Start of Records to use

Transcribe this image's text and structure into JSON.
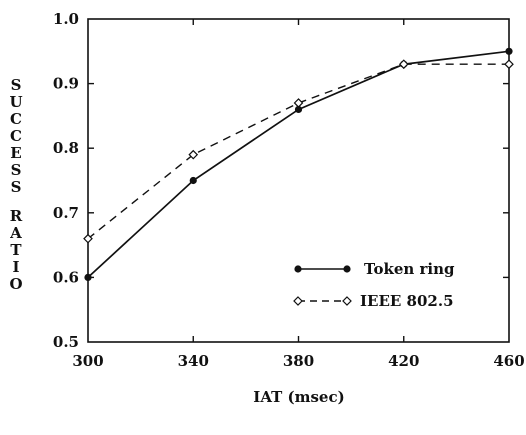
{
  "chart_data": {
    "type": "line",
    "xlabel": "IAT (msec)",
    "ylabel": "SUCCESS RATIO",
    "xlim": [
      300,
      460
    ],
    "ylim": [
      0.5,
      1.0
    ],
    "xticks": [
      "300",
      "340",
      "380",
      "420",
      "460"
    ],
    "yticks": [
      "0.5",
      "0.6",
      "0.7",
      "0.8",
      "0.9",
      "1.0"
    ],
    "x": [
      300,
      340,
      380,
      420,
      460
    ],
    "series": [
      {
        "name": "Token ring",
        "values": [
          0.6,
          0.75,
          0.86,
          0.93,
          0.95
        ],
        "style": "solid",
        "marker": "filled-circle"
      },
      {
        "name": "IEEE 802.5",
        "values": [
          0.66,
          0.79,
          0.87,
          0.93,
          0.93
        ],
        "style": "dashed",
        "marker": "open-diamond"
      }
    ],
    "legend_position": "lower-right",
    "grid": false
  }
}
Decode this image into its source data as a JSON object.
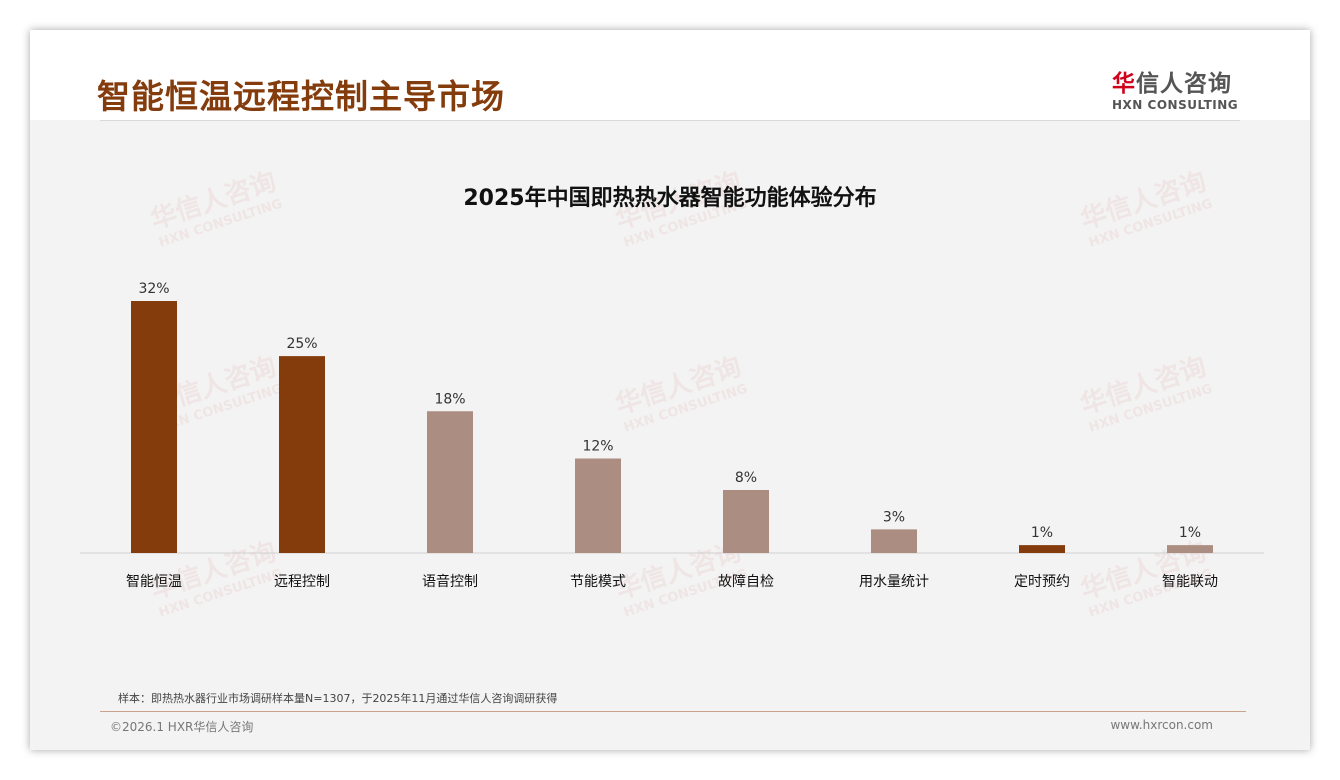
{
  "header": {
    "title": "智能恒温远程控制主导市场",
    "logo_cn_mark": "华",
    "logo_cn_rest": "信人咨询",
    "logo_en": "HXN CONSULTING"
  },
  "watermark": {
    "cn": "华信人咨询",
    "en": "HXN CONSULTING"
  },
  "chart_data": {
    "type": "bar",
    "title": "2025年中国即热热水器智能功能体验分布",
    "categories": [
      "智能恒温",
      "远程控制",
      "语音控制",
      "节能模式",
      "故障自检",
      "用水量统计",
      "定时预约",
      "智能联动"
    ],
    "values": [
      32,
      25,
      18,
      12,
      8,
      3,
      1,
      1
    ],
    "labels": [
      "32%",
      "25%",
      "18%",
      "12%",
      "8%",
      "3%",
      "1%",
      "1%"
    ],
    "highlight": [
      true,
      true,
      false,
      false,
      false,
      false,
      true,
      false
    ],
    "colors": {
      "highlight": "#843C0C",
      "normal": "#AB8D82"
    },
    "ylim": [
      0,
      32
    ],
    "xlabel": "",
    "ylabel": "",
    "grid": false
  },
  "footer": {
    "note": "样本：即热热水器行业市场调研样本量N=1307，于2025年11月通过华信人咨询调研获得",
    "copyright": "©2026.1 HXR华信人咨询",
    "url": "www.hxrcon.com"
  }
}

End of Records to use

§ **Instruction**:
Show all lines above holding "into".

§ **Answer for this exercise**:
Transcribe this image's text and structure into JSON.
Decode this image into its source data as a JSON object.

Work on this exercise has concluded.